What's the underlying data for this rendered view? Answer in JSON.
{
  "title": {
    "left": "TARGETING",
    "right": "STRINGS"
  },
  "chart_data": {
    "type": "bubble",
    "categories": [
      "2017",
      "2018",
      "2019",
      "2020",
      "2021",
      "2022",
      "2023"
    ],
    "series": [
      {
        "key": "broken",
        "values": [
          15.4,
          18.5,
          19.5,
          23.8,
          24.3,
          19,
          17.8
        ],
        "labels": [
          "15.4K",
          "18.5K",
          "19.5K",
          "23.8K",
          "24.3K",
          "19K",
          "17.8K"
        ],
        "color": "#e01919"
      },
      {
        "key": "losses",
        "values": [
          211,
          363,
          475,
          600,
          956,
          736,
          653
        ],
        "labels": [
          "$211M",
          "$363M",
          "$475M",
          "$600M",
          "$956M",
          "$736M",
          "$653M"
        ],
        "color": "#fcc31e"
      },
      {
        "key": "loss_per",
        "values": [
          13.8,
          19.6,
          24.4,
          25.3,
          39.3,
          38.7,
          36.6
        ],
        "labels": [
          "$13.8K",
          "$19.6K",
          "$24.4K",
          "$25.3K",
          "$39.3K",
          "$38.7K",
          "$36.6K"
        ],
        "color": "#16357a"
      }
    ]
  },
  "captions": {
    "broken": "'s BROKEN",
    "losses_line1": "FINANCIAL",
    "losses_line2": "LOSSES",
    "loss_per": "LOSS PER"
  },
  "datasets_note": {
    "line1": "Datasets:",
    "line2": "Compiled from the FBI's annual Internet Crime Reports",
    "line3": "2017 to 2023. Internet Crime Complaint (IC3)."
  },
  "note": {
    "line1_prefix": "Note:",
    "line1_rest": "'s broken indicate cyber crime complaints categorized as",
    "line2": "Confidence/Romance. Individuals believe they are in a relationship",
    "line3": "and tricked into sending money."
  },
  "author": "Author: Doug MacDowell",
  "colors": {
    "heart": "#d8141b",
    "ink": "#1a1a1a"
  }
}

---

(WRITTEN TASK) Type out the full listing again, exactly as given.

(ANSWER TO THIS PROBLEM)
What's the underlying data for this rendered view? Answer in JSON.
{
  "title": {
    "left": "TARGETING",
    "right": "STRINGS"
  },
  "chart_data": {
    "type": "bubble",
    "categories": [
      "2017",
      "2018",
      "2019",
      "2020",
      "2021",
      "2022",
      "2023"
    ],
    "series": [
      {
        "key": "broken",
        "values": [
          15.4,
          18.5,
          19.5,
          23.8,
          24.3,
          19,
          17.8
        ],
        "labels": [
          "15.4K",
          "18.5K",
          "19.5K",
          "23.8K",
          "24.3K",
          "19K",
          "17.8K"
        ],
        "color": "#e01919"
      },
      {
        "key": "losses",
        "values": [
          211,
          363,
          475,
          600,
          956,
          736,
          653
        ],
        "labels": [
          "$211M",
          "$363M",
          "$475M",
          "$600M",
          "$956M",
          "$736M",
          "$653M"
        ],
        "color": "#fcc31e"
      },
      {
        "key": "loss_per",
        "values": [
          13.8,
          19.6,
          24.4,
          25.3,
          39.3,
          38.7,
          36.6
        ],
        "labels": [
          "$13.8K",
          "$19.6K",
          "$24.4K",
          "$25.3K",
          "$39.3K",
          "$38.7K",
          "$36.6K"
        ],
        "color": "#16357a"
      }
    ]
  },
  "captions": {
    "broken": "'s BROKEN",
    "losses_line1": "FINANCIAL",
    "losses_line2": "LOSSES",
    "loss_per": "LOSS PER"
  },
  "datasets_note": {
    "line1": "Datasets:",
    "line2": "Compiled from the FBI's annual Internet Crime Reports",
    "line3": "2017 to 2023. Internet Crime Complaint (IC3)."
  },
  "note": {
    "line1_prefix": "Note:",
    "line1_rest": "'s broken indicate cyber crime complaints categorized as",
    "line2": "Confidence/Romance. Individuals believe they are in a relationship",
    "line3": "and tricked into sending money."
  },
  "author": "Author: Doug MacDowell",
  "colors": {
    "heart": "#d8141b",
    "ink": "#1a1a1a"
  }
}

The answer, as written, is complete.